Extracted data entries:
## Start

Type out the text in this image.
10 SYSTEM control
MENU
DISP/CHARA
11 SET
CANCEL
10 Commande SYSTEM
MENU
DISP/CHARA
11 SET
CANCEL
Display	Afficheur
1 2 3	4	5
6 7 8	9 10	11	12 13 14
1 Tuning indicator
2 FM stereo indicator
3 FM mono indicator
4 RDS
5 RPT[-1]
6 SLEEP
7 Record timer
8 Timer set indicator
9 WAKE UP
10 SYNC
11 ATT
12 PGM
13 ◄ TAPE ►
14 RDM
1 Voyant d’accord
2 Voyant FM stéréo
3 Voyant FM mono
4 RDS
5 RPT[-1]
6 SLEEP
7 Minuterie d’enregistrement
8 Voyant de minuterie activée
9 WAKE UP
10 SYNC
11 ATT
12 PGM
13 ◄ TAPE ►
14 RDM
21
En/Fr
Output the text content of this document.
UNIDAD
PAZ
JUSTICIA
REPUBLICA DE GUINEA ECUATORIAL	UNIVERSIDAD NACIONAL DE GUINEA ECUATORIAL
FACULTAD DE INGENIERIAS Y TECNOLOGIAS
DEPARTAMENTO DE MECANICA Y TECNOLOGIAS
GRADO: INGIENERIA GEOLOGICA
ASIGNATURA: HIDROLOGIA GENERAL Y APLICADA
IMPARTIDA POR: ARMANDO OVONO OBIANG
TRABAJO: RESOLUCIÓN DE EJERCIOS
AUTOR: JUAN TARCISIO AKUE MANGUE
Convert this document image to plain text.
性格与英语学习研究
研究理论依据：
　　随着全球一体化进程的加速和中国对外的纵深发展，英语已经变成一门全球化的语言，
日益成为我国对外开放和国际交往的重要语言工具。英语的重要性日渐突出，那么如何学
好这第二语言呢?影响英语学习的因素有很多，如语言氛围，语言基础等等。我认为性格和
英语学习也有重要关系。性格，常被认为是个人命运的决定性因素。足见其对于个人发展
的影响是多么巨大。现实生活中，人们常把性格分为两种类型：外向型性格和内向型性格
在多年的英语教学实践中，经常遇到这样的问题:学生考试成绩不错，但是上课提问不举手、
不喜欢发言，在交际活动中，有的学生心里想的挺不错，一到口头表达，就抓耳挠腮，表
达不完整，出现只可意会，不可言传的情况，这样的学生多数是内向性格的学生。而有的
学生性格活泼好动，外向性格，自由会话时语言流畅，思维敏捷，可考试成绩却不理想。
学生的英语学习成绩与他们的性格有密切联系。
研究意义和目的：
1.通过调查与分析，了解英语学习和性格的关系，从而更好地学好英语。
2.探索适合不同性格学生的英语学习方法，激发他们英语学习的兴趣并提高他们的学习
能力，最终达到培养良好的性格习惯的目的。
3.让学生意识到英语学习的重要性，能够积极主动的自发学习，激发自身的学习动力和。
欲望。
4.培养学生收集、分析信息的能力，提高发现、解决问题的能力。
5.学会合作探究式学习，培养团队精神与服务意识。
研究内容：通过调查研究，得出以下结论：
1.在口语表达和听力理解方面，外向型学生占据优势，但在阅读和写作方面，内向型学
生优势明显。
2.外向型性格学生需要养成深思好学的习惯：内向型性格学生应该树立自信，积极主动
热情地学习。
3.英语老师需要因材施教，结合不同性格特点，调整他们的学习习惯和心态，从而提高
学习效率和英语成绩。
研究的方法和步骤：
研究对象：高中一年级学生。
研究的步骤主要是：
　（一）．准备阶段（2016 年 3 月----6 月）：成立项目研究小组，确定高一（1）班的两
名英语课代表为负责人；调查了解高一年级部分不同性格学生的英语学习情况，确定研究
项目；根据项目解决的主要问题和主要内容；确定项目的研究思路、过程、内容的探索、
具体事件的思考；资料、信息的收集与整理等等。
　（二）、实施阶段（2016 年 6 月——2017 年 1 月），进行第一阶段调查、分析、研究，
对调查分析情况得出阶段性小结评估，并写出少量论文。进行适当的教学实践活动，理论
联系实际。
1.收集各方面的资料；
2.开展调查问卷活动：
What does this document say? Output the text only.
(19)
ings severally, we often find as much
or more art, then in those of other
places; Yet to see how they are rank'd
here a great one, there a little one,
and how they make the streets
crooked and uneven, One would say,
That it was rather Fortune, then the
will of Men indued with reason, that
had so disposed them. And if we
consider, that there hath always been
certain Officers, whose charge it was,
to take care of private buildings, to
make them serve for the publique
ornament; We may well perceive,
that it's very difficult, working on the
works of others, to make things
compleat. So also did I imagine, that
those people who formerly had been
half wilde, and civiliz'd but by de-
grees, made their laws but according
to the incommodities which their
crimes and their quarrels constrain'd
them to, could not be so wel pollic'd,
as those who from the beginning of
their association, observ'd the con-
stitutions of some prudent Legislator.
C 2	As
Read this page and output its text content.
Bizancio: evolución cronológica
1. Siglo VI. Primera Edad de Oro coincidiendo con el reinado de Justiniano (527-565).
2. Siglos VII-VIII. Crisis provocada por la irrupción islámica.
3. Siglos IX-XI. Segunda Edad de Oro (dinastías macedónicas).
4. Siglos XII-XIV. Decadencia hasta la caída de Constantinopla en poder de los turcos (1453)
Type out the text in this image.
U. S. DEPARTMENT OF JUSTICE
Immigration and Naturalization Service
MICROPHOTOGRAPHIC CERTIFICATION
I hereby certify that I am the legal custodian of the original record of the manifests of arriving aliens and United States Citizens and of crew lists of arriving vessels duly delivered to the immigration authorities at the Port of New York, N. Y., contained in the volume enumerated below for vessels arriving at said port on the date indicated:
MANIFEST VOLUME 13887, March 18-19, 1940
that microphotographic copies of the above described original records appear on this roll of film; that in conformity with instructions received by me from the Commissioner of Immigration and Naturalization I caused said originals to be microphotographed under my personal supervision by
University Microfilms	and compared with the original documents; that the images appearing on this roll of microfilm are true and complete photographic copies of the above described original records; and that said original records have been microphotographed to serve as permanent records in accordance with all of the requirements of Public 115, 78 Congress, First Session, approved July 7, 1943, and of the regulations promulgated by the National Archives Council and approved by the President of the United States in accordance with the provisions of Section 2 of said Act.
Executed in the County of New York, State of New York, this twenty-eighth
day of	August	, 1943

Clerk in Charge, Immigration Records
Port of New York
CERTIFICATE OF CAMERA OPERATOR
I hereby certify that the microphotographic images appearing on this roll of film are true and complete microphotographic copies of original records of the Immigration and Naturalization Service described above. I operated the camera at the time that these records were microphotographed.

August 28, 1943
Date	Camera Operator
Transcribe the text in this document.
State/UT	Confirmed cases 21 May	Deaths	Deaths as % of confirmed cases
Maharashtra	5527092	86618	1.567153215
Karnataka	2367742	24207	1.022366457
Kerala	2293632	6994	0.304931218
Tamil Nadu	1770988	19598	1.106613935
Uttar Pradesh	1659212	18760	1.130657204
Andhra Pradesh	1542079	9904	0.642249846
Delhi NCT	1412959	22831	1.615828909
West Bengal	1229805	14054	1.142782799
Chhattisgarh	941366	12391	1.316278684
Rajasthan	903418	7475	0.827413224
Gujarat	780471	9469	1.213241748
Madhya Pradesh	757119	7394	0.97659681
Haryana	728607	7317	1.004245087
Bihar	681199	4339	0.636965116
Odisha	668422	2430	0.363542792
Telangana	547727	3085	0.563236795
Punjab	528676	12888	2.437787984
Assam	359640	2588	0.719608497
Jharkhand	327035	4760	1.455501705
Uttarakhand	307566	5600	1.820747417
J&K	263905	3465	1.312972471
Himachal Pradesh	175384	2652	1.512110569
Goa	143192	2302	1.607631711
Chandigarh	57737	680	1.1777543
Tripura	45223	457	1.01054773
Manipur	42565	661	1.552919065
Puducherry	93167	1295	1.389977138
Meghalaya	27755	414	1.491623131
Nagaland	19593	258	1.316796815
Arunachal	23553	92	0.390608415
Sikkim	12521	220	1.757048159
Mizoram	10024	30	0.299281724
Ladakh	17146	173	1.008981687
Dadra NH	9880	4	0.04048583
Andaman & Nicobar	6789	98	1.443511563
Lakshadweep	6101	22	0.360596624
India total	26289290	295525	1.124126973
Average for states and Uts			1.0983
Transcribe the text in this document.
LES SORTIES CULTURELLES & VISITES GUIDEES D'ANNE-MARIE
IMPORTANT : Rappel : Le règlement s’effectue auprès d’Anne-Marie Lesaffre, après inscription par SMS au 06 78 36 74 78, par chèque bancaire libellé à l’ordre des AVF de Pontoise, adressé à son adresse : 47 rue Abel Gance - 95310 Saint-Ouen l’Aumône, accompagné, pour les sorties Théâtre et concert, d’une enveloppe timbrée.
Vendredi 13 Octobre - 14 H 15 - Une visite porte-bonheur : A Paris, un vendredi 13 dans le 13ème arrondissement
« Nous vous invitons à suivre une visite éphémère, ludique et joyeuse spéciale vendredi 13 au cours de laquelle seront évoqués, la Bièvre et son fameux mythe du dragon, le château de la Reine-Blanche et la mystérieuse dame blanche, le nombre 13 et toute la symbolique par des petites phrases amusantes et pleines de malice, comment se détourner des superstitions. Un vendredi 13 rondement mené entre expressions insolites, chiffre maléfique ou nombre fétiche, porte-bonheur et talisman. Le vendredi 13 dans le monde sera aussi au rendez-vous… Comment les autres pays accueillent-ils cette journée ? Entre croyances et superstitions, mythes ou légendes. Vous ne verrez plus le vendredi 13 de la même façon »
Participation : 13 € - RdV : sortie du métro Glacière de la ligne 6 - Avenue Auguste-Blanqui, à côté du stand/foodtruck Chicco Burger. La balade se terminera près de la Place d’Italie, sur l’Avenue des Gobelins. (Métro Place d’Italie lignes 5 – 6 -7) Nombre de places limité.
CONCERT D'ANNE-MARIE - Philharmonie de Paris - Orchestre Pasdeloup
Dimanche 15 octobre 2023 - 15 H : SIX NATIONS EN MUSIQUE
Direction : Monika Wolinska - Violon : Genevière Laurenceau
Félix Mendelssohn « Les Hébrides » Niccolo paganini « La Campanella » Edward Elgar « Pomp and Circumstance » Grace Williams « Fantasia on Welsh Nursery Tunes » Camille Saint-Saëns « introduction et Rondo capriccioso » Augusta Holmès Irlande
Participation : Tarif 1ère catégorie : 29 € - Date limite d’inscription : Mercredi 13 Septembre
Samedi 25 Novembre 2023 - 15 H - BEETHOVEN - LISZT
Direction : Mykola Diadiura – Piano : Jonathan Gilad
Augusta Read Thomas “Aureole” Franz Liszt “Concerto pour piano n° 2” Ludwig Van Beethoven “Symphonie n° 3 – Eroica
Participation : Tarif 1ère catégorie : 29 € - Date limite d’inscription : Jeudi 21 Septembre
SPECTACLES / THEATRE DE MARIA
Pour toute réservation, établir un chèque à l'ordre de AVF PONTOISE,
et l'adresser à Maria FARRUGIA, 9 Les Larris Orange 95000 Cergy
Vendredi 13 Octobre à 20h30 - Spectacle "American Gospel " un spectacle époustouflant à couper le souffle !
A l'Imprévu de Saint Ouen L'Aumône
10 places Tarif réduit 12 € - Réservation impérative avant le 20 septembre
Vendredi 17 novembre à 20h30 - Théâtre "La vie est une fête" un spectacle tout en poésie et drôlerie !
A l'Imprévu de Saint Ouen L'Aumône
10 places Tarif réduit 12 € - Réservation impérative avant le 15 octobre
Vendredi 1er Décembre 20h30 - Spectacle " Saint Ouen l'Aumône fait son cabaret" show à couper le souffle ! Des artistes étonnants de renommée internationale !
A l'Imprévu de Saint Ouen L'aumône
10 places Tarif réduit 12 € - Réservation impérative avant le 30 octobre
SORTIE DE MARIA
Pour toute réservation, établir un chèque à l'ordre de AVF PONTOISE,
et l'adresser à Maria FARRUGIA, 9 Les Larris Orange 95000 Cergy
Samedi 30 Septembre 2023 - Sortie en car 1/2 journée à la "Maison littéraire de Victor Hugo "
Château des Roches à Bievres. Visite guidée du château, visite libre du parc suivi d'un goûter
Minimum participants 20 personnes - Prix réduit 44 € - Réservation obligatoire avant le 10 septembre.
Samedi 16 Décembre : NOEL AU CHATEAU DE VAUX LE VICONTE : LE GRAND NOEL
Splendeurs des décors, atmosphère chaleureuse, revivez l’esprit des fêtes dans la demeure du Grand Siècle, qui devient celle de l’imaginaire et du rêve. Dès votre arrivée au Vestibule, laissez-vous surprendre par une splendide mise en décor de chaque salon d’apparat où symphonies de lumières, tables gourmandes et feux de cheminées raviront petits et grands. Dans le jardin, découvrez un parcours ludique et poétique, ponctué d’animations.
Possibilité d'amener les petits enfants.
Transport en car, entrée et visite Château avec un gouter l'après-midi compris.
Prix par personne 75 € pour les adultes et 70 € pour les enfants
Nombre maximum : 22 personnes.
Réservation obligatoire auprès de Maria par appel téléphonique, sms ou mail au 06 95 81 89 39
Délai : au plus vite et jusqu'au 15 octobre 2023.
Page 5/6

## End

■ **Task instructions**
In the records, locate each line holding the string "Edad" and copy it.

■ **Result of the task**
1. Siglo VI. Primera Edad de Oro coincidiendo con el reinado de Justiniano (527-565).
3. Siglos IX-XI. Segunda Edad de Oro (dinastías macedónicas).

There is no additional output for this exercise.